◆ **TESTO DA ESAMINARE**:
◆ ◆ ◆ ◆ ◆ ◆ ◆

Mafia viterbese – Nei riquadri Emanuele Erasmi, Ionel Pavel e Manuel Pecci |
Viterbo – (sil.co.) – Mafia viterbese, domani sarà trascorso un anno esatto da quando, il 4 febbraio 2022, l’accusa ha chiesto 7 anni e mezzo per Manuel Pecci e Emanuele Erasmi e 9 anni e nove mesi per Ionel Pavel. La sentenza, se non ci saranno ulteriori imprevisti, arriverà a marzo, a distanza di oltre un anno.
Dopo la conferma in terzo grado delle condanne ai nove arrestati per associazione di stampo mafioso che a suo tempo hanno scelto l’abbreviato, restano in ballo altri due procedimenti importanti nati dalla contestazione agli imputati della “sola” aggravante del metodo mafioso.
Uno è il processo ai fratelli David e Ismail Rebeshi, quest’ultimo assolto a novembre dal collegio del tribunale di Viterbo e il primo condannato a 5 anni di reclusione per il solo reato di estorsione – essendo venuta meno l’aggravante del metodo mafioso, riconosciuta invece ai tre connazionali presunti complici giudicati con l’abbreviato – ai danni di un ristoratore e di un commerciale di auto viterbesi. Contro la sentenza del cosiddetto filone “mafia viterbese bis”, di cui si aspettano le motivazioni, è probabile un ricorso in appello da parte della procura antimafia.

◆ ◆ ◆ ◆ ◆ ◆ ◆

Dati registrati
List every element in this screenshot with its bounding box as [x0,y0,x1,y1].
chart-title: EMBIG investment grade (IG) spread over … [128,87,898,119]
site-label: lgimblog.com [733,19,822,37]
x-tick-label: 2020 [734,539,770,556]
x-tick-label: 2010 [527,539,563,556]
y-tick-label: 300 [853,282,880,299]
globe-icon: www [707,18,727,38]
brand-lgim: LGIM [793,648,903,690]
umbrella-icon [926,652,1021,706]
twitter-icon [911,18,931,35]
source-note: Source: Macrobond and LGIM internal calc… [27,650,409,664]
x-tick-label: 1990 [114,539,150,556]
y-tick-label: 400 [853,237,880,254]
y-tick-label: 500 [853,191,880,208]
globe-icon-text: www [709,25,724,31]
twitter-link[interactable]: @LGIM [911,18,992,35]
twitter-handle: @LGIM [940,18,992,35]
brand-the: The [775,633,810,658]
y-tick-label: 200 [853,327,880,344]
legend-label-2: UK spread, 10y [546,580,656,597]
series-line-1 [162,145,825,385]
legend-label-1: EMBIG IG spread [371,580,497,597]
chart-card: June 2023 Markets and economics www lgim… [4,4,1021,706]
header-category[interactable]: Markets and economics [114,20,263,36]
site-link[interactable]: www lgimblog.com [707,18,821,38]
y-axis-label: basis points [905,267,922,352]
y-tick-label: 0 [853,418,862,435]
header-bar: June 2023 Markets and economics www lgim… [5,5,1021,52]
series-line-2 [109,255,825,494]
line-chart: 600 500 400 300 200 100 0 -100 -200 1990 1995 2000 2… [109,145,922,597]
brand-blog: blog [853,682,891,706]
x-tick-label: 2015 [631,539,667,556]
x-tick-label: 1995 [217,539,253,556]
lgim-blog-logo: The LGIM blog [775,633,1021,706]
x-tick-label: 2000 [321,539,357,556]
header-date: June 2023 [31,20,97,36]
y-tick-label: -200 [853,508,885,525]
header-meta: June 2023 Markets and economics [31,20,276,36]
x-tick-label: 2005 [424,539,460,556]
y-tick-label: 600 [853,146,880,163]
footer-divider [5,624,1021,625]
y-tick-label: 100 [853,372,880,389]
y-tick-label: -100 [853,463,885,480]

◆ ◆ ◆ ◆ ◆ ◆ ◆

◆ **COMPITO DA SVOLGERE**:
Prosegui l'articolo sui processi per la mafia viterbese, ripartendo subito dopo la sua ultima frase.

◆ **ESITO DEL COMPITO**:
È attesa invece per marzo la sentenza slittata a fine novembre del processo col rito ordinario agli imprenditori Manuel Pecci ed Emanuele Erasmi e all’operaio Ionel Pavel, anche loro tra i tredici arrestati nell’ambito dell’operazione Erostrato del 25 gennaio 2019 e anche loro imputati davanti al collegio di Viterbo, cui anche viene contestata la “sola” aggravante del metodo mafioso. A Pecci e Erasmi, in particolare, titolari di un salone di bellezza e di una falegnameria, per essersi rivolti ai boss Giuseppe Trovato e Ismail Rebeshi per risolvere controversie con dei loro clienti.
Presunzione di innocenza
Nel sistema penale italiano vige la presunzione di innocenza fino alla sentenza definitiva. Presunzione di innocenza che si basa sull’articolo 27 della costituzione italiana secondo il quale una persona “non è considerata colpevole sino alla condanna definitiva”.